● **Records for the task**
· · · ·

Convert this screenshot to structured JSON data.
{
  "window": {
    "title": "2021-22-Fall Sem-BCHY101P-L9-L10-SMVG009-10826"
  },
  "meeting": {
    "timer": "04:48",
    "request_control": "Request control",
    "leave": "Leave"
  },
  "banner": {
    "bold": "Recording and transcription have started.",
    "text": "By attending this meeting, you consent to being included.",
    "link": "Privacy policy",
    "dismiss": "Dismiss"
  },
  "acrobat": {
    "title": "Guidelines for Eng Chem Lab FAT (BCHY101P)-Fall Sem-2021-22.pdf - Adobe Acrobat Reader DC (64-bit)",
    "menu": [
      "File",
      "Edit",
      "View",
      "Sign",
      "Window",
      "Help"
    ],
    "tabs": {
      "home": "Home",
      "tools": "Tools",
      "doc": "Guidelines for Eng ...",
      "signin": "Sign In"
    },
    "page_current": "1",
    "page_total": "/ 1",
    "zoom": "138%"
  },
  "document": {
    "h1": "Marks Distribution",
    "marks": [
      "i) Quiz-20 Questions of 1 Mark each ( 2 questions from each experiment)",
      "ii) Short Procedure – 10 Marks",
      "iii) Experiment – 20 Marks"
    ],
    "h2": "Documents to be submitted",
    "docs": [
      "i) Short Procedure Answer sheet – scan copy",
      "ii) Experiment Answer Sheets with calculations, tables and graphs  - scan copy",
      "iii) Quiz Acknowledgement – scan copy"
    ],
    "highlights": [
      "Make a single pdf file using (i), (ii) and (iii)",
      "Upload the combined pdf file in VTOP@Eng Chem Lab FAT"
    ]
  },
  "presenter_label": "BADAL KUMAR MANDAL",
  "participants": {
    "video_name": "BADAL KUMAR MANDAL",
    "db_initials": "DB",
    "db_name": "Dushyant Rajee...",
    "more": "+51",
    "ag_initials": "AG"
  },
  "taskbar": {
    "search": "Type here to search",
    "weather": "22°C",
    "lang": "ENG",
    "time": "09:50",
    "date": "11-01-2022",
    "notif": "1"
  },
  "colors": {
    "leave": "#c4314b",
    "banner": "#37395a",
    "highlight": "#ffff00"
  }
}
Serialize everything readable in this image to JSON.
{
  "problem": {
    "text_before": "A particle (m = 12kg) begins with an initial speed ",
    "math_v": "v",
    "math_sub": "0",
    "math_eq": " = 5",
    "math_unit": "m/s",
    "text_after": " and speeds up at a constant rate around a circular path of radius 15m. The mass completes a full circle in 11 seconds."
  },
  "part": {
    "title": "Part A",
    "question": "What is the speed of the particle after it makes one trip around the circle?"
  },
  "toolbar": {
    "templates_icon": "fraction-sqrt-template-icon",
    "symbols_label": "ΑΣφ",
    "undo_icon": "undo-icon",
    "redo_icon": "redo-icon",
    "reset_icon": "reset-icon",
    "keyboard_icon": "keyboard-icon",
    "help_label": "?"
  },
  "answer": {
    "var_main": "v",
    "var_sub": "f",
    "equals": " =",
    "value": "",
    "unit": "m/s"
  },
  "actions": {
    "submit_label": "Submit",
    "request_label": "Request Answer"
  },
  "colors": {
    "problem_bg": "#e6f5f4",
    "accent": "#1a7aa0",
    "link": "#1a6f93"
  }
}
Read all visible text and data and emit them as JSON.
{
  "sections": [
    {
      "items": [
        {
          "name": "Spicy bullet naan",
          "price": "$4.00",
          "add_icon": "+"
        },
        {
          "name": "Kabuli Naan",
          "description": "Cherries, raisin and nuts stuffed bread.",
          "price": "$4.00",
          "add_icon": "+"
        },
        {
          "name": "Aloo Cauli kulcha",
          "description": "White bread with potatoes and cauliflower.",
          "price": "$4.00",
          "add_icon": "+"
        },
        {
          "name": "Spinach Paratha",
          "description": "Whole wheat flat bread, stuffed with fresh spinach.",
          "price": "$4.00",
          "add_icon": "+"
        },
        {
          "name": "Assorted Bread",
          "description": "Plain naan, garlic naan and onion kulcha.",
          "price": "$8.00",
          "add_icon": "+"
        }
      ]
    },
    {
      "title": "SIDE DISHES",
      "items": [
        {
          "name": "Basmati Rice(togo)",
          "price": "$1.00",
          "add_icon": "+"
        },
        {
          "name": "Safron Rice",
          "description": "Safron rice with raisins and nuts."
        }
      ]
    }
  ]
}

· · · ·

● **Directions**
Pull out each record as written and restate it exactly.

● **Solution to this problem**
Convert this screenshot to structured JSON data.
{
  "window": {
    "title": "2021-22-Fall Sem-BCHY101P-L9-L10-SMVG009-10826"
  },
  "meeting": {
    "timer": "04:48",
    "request_control": "Request control",
    "leave": "Leave"
  },
  "banner": {
    "bold": "Recording and transcription have started.",
    "text": "By attending this meeting, you consent to being included.",
    "link": "Privacy policy",
    "dismiss": "Dismiss"
  },
  "acrobat": {
    "title": "Guidelines for Eng Chem Lab FAT (BCHY101P)-Fall Sem-2021-22.pdf - Adobe Acrobat Reader DC (64-bit)",
    "menu": [
      "File",
      "Edit",
      "View",
      "Sign",
      "Window",
      "Help"
    ],
    "tabs": {
      "home": "Home",
      "tools": "Tools",
      "doc": "Guidelines for Eng ...",
      "signin": "Sign In"
    },
    "page_current": "1",
    "page_total": "/ 1",
    "zoom": "138%"
  },
  "document": {
    "h1": "Marks Distribution",
    "marks": [
      "i) Quiz-20 Questions of 1 Mark each ( 2 questions from each experiment)",
      "ii) Short Procedure – 10 Marks",
      "iii) Experiment – 20 Marks"
    ],
    "h2": "Documents to be submitted",
    "docs": [
      "i) Short Procedure Answer sheet – scan copy",
      "ii) Experiment Answer Sheets with calculations, tables and graphs  - scan copy",
      "iii) Quiz Acknowledgement – scan copy"
    ],
    "highlights": [
      "Make a single pdf file using (i), (ii) and (iii)",
      "Upload the combined pdf file in VTOP@Eng Chem Lab FAT"
    ]
  },
  "presenter_label": "BADAL KUMAR MANDAL",
  "participants": {
    "video_name": "BADAL KUMAR MANDAL",
    "db_initials": "DB",
    "db_name": "Dushyant Rajee...",
    "more": "+51",
    "ag_initials": "AG"
  },
  "taskbar": {
    "search": "Type here to search",
    "weather": "22°C",
    "lang": "ENG",
    "time": "09:50",
    "date": "11-01-2022",
    "notif": "1"
  },
  "colors": {
    "leave": "#c4314b",
    "banner": "#37395a",
    "highlight": "#ffff00"
  }
}
Serialize everything readable in this image to JSON.
{
  "problem": {
    "text_before": "A particle (m = 12kg) begins with an initial speed ",
    "math_v": "v",
    "math_sub": "0",
    "math_eq": " = 5",
    "math_unit": "m/s",
    "text_after": " and speeds up at a constant rate around a circular path of radius 15m. The mass completes a full circle in 11 seconds."
  },
  "part": {
    "title": "Part A",
    "question": "What is the speed of the particle after it makes one trip around the circle?"
  },
  "toolbar": {
    "templates_icon": "fraction-sqrt-template-icon",
    "symbols_label": "ΑΣφ",
    "undo_icon": "undo-icon",
    "redo_icon": "redo-icon",
    "reset_icon": "reset-icon",
    "keyboard_icon": "keyboard-icon",
    "help_label": "?"
  },
  "answer": {
    "var_main": "v",
    "var_sub": "f",
    "equals": " =",
    "value": "",
    "unit": "m/s"
  },
  "actions": {
    "submit_label": "Submit",
    "request_label": "Request Answer"
  },
  "colors": {
    "problem_bg": "#e6f5f4",
    "accent": "#1a7aa0",
    "link": "#1a6f93"
  }
}
Read all visible text and data and emit them as JSON.
{
  "sections": [
    {
      "items": [
        {
          "name": "Spicy bullet naan",
          "price": "$4.00",
          "add_icon": "+"
        },
        {
          "name": "Kabuli Naan",
          "description": "Cherries, raisin and nuts stuffed bread.",
          "price": "$4.00",
          "add_icon": "+"
        },
        {
          "name": "Aloo Cauli kulcha",
          "description": "White bread with potatoes and cauliflower.",
          "price": "$4.00",
          "add_icon": "+"
        },
        {
          "name": "Spinach Paratha",
          "description": "Whole wheat flat bread, stuffed with fresh spinach.",
          "price": "$4.00",
          "add_icon": "+"
        },
        {
          "name": "Assorted Bread",
          "description": "Plain naan, garlic naan and onion kulcha.",
          "price": "$8.00",
          "add_icon": "+"
        }
      ]
    },
    {
      "title": "SIDE DISHES",
      "items": [
        {
          "name": "Basmati Rice(togo)",
          "price": "$1.00",
          "add_icon": "+"
        },
        {
          "name": "Safron Rice",
          "description": "Safron rice with raisins and nuts."
        }
      ]
    }
  ]
}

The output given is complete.